= DATA EXTRACT =
────────────────
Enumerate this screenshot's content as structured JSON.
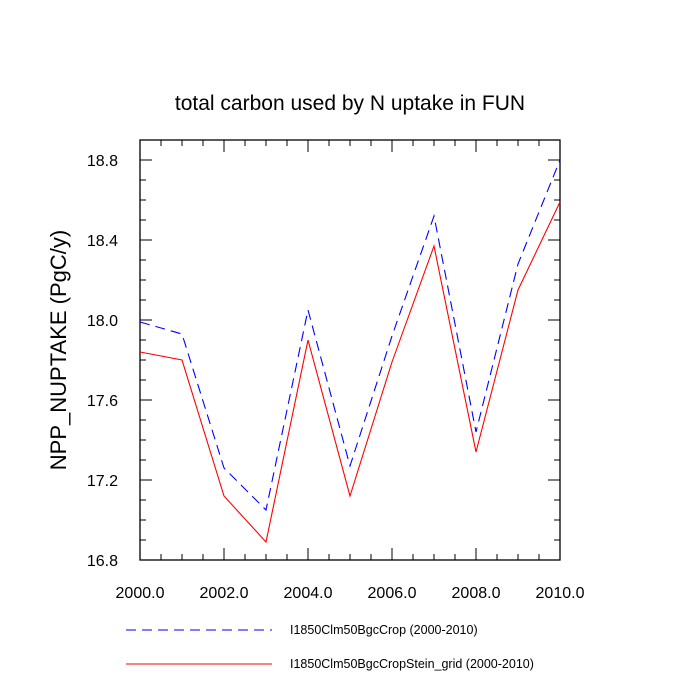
{
  "chart_data": {
    "type": "line",
    "title": "total carbon used by N uptake in FUN",
    "xlabel": "",
    "ylabel": "NPP_NUPTAKE  (PgC/y)",
    "xlim": [
      2000,
      2010
    ],
    "ylim": [
      16.8,
      18.9
    ],
    "x_ticks": [
      "2000.0",
      "2002.0",
      "2004.0",
      "2006.0",
      "2008.0",
      "2010.0"
    ],
    "y_ticks": [
      "16.8",
      "17.2",
      "17.6",
      "18.0",
      "18.4",
      "18.8"
    ],
    "grid": false,
    "legend_position": "bottom",
    "x": [
      2000,
      2001,
      2002,
      2003,
      2004,
      2005,
      2006,
      2007,
      2008,
      2009,
      2010
    ],
    "series": [
      {
        "name": "I1850Clm50BgcCrop (2000-2010)",
        "color": "#0000ff",
        "dash": "dashed",
        "values": [
          17.99,
          17.93,
          17.26,
          17.05,
          18.05,
          17.27,
          17.92,
          18.52,
          17.44,
          18.28,
          18.8
        ]
      },
      {
        "name": "I1850Clm50BgcCropStein_grid (2000-2010)",
        "color": "#ff0000",
        "dash": "solid",
        "values": [
          17.84,
          17.8,
          17.12,
          16.89,
          17.9,
          17.12,
          17.79,
          18.37,
          17.34,
          18.15,
          18.59
        ]
      }
    ]
  }
}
────────────────
= WHAT THIS TASK INVOLVES =
Please set down each line of the data above exactly as written, without the pictures.

= REPLY =
Enumerate this screenshot's content as structured JSON.
{
  "chart_data": {
    "type": "line",
    "title": "total carbon used by N uptake in FUN",
    "xlabel": "",
    "ylabel": "NPP_NUPTAKE  (PgC/y)",
    "xlim": [
      2000,
      2010
    ],
    "ylim": [
      16.8,
      18.9
    ],
    "x_ticks": [
      "2000.0",
      "2002.0",
      "2004.0",
      "2006.0",
      "2008.0",
      "2010.0"
    ],
    "y_ticks": [
      "16.8",
      "17.2",
      "17.6",
      "18.0",
      "18.4",
      "18.8"
    ],
    "grid": false,
    "legend_position": "bottom",
    "x": [
      2000,
      2001,
      2002,
      2003,
      2004,
      2005,
      2006,
      2007,
      2008,
      2009,
      2010
    ],
    "series": [
      {
        "name": "I1850Clm50BgcCrop (2000-2010)",
        "color": "#0000ff",
        "dash": "dashed",
        "values": [
          17.99,
          17.93,
          17.26,
          17.05,
          18.05,
          17.27,
          17.92,
          18.52,
          17.44,
          18.28,
          18.8
        ]
      },
      {
        "name": "I1850Clm50BgcCropStein_grid (2000-2010)",
        "color": "#ff0000",
        "dash": "solid",
        "values": [
          17.84,
          17.8,
          17.12,
          16.89,
          17.9,
          17.12,
          17.79,
          18.37,
          17.34,
          18.15,
          18.59
        ]
      }
    ]
  }
}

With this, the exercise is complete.